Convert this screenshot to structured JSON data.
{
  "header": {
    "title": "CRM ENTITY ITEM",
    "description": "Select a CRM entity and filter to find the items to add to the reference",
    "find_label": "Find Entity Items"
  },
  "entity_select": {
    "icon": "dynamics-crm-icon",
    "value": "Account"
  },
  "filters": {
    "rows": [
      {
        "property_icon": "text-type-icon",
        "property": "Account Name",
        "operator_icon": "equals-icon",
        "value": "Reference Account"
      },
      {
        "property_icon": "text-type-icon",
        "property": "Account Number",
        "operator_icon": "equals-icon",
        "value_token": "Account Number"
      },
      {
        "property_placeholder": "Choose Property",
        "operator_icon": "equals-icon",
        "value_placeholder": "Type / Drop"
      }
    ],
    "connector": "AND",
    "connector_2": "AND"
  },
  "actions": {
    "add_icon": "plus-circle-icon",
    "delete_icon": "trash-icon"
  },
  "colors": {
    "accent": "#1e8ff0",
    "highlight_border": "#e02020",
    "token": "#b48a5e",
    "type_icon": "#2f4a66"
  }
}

▶ [Task to complete] Copy each line from the data above that includes "Account".

▶ [Task solution]
    "value": "Account"
        "property": "Account Name",
        "value": "Reference Account"
        "property": "Account Number",
        "value_token": "Account Number"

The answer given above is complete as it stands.